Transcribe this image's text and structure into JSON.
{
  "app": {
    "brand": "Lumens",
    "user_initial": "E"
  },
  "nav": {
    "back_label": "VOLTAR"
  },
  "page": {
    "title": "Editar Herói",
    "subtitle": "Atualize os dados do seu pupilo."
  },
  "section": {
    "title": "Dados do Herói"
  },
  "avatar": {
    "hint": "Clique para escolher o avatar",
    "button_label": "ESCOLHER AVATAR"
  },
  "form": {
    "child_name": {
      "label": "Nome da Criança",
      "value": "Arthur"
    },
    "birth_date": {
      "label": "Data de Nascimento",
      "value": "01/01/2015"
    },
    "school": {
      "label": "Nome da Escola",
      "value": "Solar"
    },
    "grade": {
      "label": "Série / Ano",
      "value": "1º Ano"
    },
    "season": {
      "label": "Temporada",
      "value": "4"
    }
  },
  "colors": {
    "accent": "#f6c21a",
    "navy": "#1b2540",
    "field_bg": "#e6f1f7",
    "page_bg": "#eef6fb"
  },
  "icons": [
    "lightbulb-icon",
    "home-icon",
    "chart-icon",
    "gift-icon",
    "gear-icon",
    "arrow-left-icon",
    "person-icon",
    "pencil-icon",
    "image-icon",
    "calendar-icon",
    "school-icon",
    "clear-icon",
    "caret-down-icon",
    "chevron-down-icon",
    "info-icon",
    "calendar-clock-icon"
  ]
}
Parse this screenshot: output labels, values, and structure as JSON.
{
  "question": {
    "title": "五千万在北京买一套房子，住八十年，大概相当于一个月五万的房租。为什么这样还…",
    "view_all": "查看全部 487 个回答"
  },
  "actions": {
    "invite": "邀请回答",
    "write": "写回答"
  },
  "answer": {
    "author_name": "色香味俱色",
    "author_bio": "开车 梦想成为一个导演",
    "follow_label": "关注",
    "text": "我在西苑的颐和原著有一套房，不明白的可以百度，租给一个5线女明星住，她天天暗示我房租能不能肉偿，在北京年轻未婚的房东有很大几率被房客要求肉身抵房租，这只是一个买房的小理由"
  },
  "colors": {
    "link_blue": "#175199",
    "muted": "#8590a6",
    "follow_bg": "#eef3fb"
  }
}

**EXERCISE**.
Write the whole listing out again. Keep every line exactly as it is.

**EXERCISE ANSWER**.
Transcribe this image's text and structure into JSON.
{
  "app": {
    "brand": "Lumens",
    "user_initial": "E"
  },
  "nav": {
    "back_label": "VOLTAR"
  },
  "page": {
    "title": "Editar Herói",
    "subtitle": "Atualize os dados do seu pupilo."
  },
  "section": {
    "title": "Dados do Herói"
  },
  "avatar": {
    "hint": "Clique para escolher o avatar",
    "button_label": "ESCOLHER AVATAR"
  },
  "form": {
    "child_name": {
      "label": "Nome da Criança",
      "value": "Arthur"
    },
    "birth_date": {
      "label": "Data de Nascimento",
      "value": "01/01/2015"
    },
    "school": {
      "label": "Nome da Escola",
      "value": "Solar"
    },
    "grade": {
      "label": "Série / Ano",
      "value": "1º Ano"
    },
    "season": {
      "label": "Temporada",
      "value": "4"
    }
  },
  "colors": {
    "accent": "#f6c21a",
    "navy": "#1b2540",
    "field_bg": "#e6f1f7",
    "page_bg": "#eef6fb"
  },
  "icons": [
    "lightbulb-icon",
    "home-icon",
    "chart-icon",
    "gift-icon",
    "gear-icon",
    "arrow-left-icon",
    "person-icon",
    "pencil-icon",
    "image-icon",
    "calendar-icon",
    "school-icon",
    "clear-icon",
    "caret-down-icon",
    "chevron-down-icon",
    "info-icon",
    "calendar-clock-icon"
  ]
}
Parse this screenshot: output labels, values, and structure as JSON.
{
  "question": {
    "title": "五千万在北京买一套房子，住八十年，大概相当于一个月五万的房租。为什么这样还…",
    "view_all": "查看全部 487 个回答"
  },
  "actions": {
    "invite": "邀请回答",
    "write": "写回答"
  },
  "answer": {
    "author_name": "色香味俱色",
    "author_bio": "开车 梦想成为一个导演",
    "follow_label": "关注",
    "text": "我在西苑的颐和原著有一套房，不明白的可以百度，租给一个5线女明星住，她天天暗示我房租能不能肉偿，在北京年轻未婚的房东有很大几率被房客要求肉身抵房租，这只是一个买房的小理由"
  },
  "colors": {
    "link_blue": "#175199",
    "muted": "#8590a6",
    "follow_bg": "#eef3fb"
  }
}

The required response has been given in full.